Determine how many lines of this material contain "patient". Give only the number.

### Dataset records
────────────────
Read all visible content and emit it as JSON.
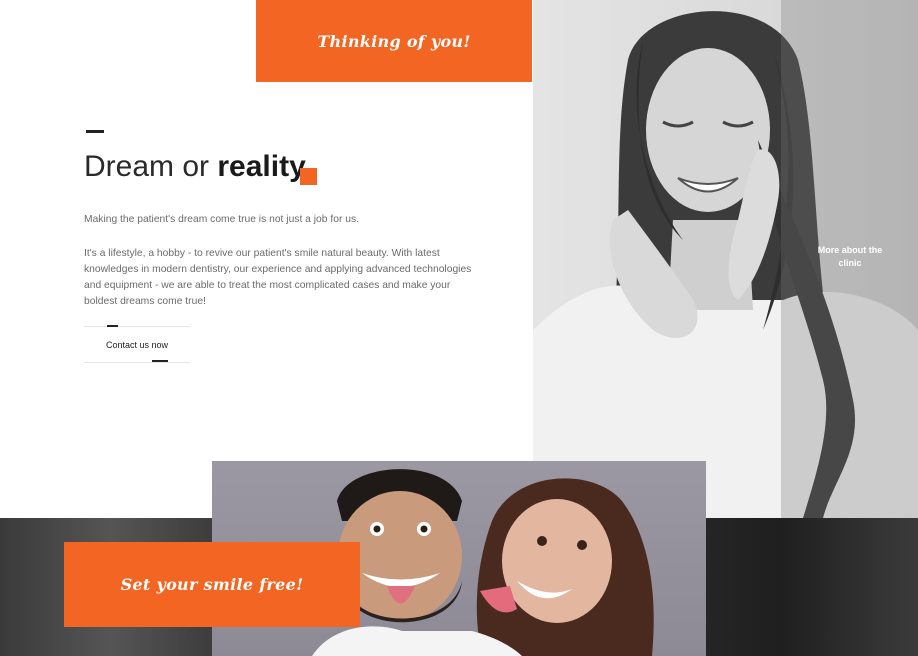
{
  "banner_top": {
    "text": "Thinking of you!"
  },
  "intro": {
    "title_regular": "Dream or ",
    "title_bold": "reality",
    "paragraph_1": "Making the patient's dream come true is not just a job for us.",
    "paragraph_2": "It's a lifestyle, a hobby - to revive our patient's smile natural beauty. With latest knowledges in modern dentistry, our experience and applying advanced technologies and equipment - we are able to treat the most complicated cases and make your boldest dreams come true!",
    "contact_label": "Contact us now"
  },
  "photo_right": {
    "link_label": "More about the clinic"
  },
  "banner_bottom": {
    "text": "Set your smile free!"
  },
  "colors": {
    "accent": "#f26522",
    "text_dark": "#222222",
    "text_muted": "#6b6b6b"
  }
}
────────────────
### SOLVED EXERCISE
2